(Stored data entries)
⟨
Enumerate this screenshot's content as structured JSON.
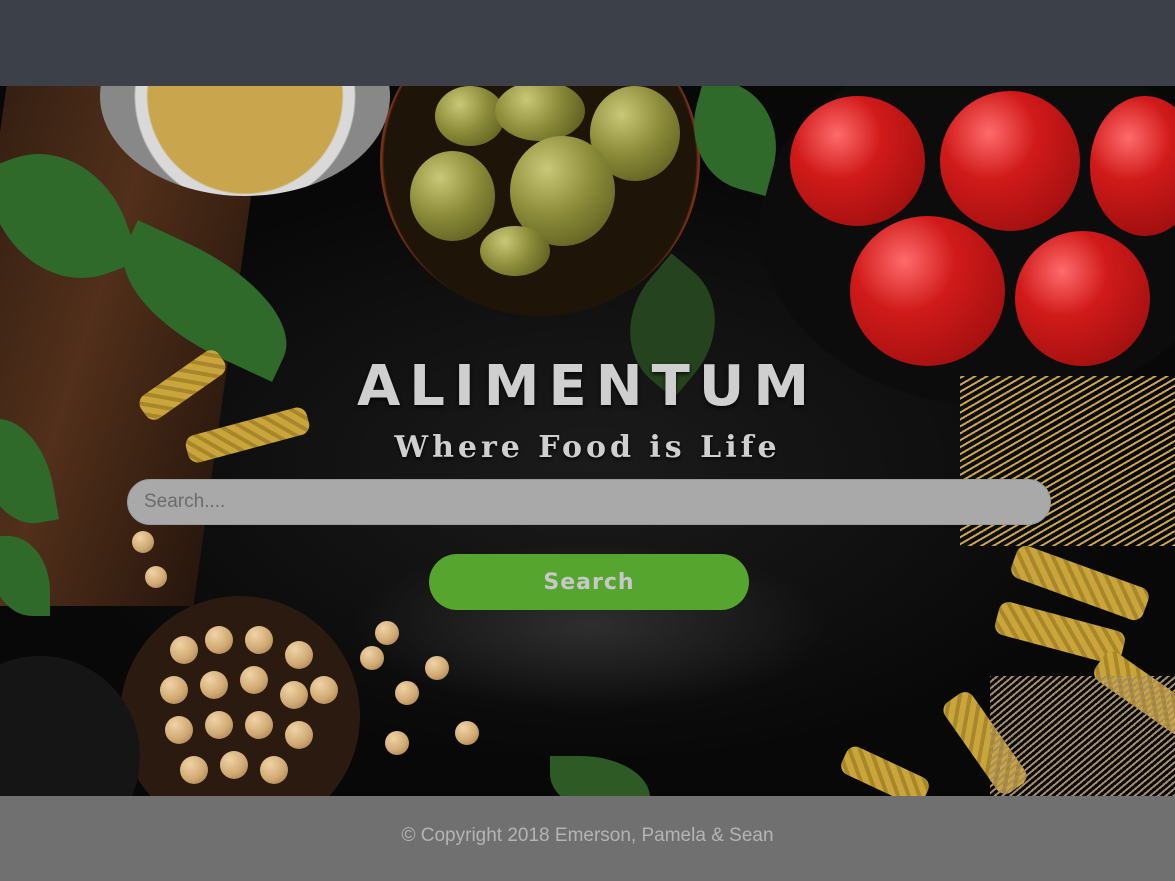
{
  "hero": {
    "title": "ALIMENTUM",
    "subtitle": "Where Food is Life",
    "background_image": "food-ingredients-photo"
  },
  "search": {
    "placeholder": "Search....",
    "value": "",
    "button_label": "Search"
  },
  "footer": {
    "copyright": "© Copyright 2018 Emerson, Pamela & Sean"
  },
  "colors": {
    "header_bar": "#3c4048",
    "search_button": "#56a52e",
    "search_input": "#a9a9a9",
    "footer": "#707070",
    "title_text": "#cfcfcf"
  }
}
⟩
Instructions for the task:
Pictures stay out; reproduce every line of the records exactly.

The completed task:
Enumerate this screenshot's content as structured JSON.
{
  "hero": {
    "title": "ALIMENTUM",
    "subtitle": "Where Food is Life",
    "background_image": "food-ingredients-photo"
  },
  "search": {
    "placeholder": "Search....",
    "value": "",
    "button_label": "Search"
  },
  "footer": {
    "copyright": "© Copyright 2018 Emerson, Pamela & Sean"
  },
  "colors": {
    "header_bar": "#3c4048",
    "search_button": "#56a52e",
    "search_input": "#a9a9a9",
    "footer": "#707070",
    "title_text": "#cfcfcf"
  }
}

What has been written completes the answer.